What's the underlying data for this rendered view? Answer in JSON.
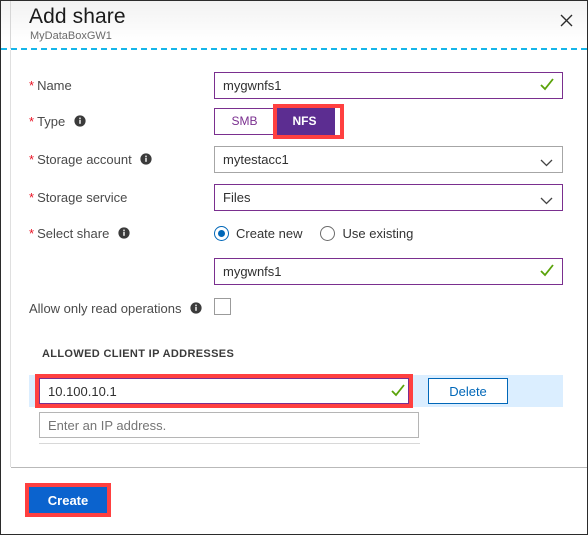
{
  "header": {
    "title": "Add share",
    "subtitle": "MyDataBoxGW1",
    "close_label": "Close"
  },
  "colors": {
    "accent_purple": "#5c2d91",
    "field_purple": "#7a2f8f",
    "highlight_red": "#ff4040",
    "primary_blue": "#0b63ce",
    "link_blue": "#0067b8",
    "row_blue": "#dbeeff",
    "required_red": "#e81123",
    "valid_green": "#5aa30a",
    "dashed_rule": "#17b5e8"
  },
  "fields": {
    "name": {
      "label": "Name",
      "required": true,
      "has_info": false,
      "value": "mygwnfs1",
      "valid": true
    },
    "type": {
      "label": "Type",
      "required": true,
      "has_info": true,
      "options": [
        "SMB",
        "NFS"
      ],
      "selected": "NFS",
      "highlighted": true
    },
    "storage_account": {
      "label": "Storage account",
      "required": true,
      "has_info": true,
      "value": "mytestacc1"
    },
    "storage_service": {
      "label": "Storage service",
      "required": true,
      "has_info": false,
      "value": "Files"
    },
    "select_share": {
      "label": "Select share",
      "required": true,
      "has_info": true,
      "options": [
        "Create new",
        "Use existing"
      ],
      "selected": "Create new",
      "share_name_value": "mygwnfs1",
      "share_name_valid": true
    },
    "read_only": {
      "label": "Allow only read operations",
      "required": false,
      "has_info": true,
      "checked": false
    }
  },
  "ip_section": {
    "heading": "ALLOWED CLIENT IP ADDRESSES",
    "rows": [
      {
        "value": "10.100.10.1",
        "valid": true,
        "highlighted": true,
        "delete_label": "Delete"
      }
    ],
    "new_row_placeholder": "Enter an IP address."
  },
  "footer": {
    "create_label": "Create",
    "create_highlighted": true
  },
  "icons": {
    "close": "close-icon",
    "info": "info-icon",
    "checkmark": "checkmark-icon",
    "chevron": "chevron-down-icon"
  }
}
-------------------------
-- EXERCISE INSTRUCTIONS --
Collect every line above that contains the word "false".

-- RESPONSE --
      "has_info": false,
      "has_info": false,
      "required": false,
      "checked": false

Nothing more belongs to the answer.